TASK DIRECTIONS: What follows is a set of records, each of which is to be written out exactly.
+ + + + +
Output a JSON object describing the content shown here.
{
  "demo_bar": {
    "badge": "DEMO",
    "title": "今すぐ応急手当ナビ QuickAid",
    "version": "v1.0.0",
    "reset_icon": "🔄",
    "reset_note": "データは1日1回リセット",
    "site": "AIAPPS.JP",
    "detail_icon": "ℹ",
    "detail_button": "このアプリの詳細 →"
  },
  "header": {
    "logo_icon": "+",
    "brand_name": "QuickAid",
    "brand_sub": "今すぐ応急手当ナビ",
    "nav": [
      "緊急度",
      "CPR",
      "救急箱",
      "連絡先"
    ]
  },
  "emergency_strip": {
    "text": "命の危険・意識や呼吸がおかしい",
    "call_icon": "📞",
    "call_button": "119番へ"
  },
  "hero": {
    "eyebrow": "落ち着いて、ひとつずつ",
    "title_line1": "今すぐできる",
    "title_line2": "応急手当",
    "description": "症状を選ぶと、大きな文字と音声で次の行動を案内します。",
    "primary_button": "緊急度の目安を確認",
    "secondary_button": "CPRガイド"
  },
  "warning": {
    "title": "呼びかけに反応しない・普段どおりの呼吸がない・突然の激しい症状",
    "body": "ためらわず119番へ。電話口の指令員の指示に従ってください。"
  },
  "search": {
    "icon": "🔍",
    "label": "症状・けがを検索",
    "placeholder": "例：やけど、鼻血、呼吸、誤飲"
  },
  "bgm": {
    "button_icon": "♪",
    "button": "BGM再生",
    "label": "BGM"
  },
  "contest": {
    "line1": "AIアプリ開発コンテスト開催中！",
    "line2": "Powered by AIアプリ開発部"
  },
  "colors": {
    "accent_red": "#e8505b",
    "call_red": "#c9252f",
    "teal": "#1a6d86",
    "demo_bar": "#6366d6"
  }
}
+ + + + +
REPLY:
Output a JSON object describing the content shown here.
{
  "demo_bar": {
    "badge": "DEMO",
    "title": "今すぐ応急手当ナビ QuickAid",
    "version": "v1.0.0",
    "reset_icon": "🔄",
    "reset_note": "データは1日1回リセット",
    "site": "AIAPPS.JP",
    "detail_icon": "ℹ",
    "detail_button": "このアプリの詳細 →"
  },
  "header": {
    "logo_icon": "+",
    "brand_name": "QuickAid",
    "brand_sub": "今すぐ応急手当ナビ",
    "nav": [
      "緊急度",
      "CPR",
      "救急箱",
      "連絡先"
    ]
  },
  "emergency_strip": {
    "text": "命の危険・意識や呼吸がおかしい",
    "call_icon": "📞",
    "call_button": "119番へ"
  },
  "hero": {
    "eyebrow": "落ち着いて、ひとつずつ",
    "title_line1": "今すぐできる",
    "title_line2": "応急手当",
    "description": "症状を選ぶと、大きな文字と音声で次の行動を案内します。",
    "primary_button": "緊急度の目安を確認",
    "secondary_button": "CPRガイド"
  },
  "warning": {
    "title": "呼びかけに反応しない・普段どおりの呼吸がない・突然の激しい症状",
    "body": "ためらわず119番へ。電話口の指令員の指示に従ってください。"
  },
  "search": {
    "icon": "🔍",
    "label": "症状・けがを検索",
    "placeholder": "例：やけど、鼻血、呼吸、誤飲"
  },
  "bgm": {
    "button_icon": "♪",
    "button": "BGM再生",
    "label": "BGM"
  },
  "contest": {
    "line1": "AIアプリ開発コンテスト開催中！",
    "line2": "Powered by AIアプリ開発部"
  },
  "colors": {
    "accent_red": "#e8505b",
    "call_red": "#c9252f",
    "teal": "#1a6d86",
    "demo_bar": "#6366d6"
  }
}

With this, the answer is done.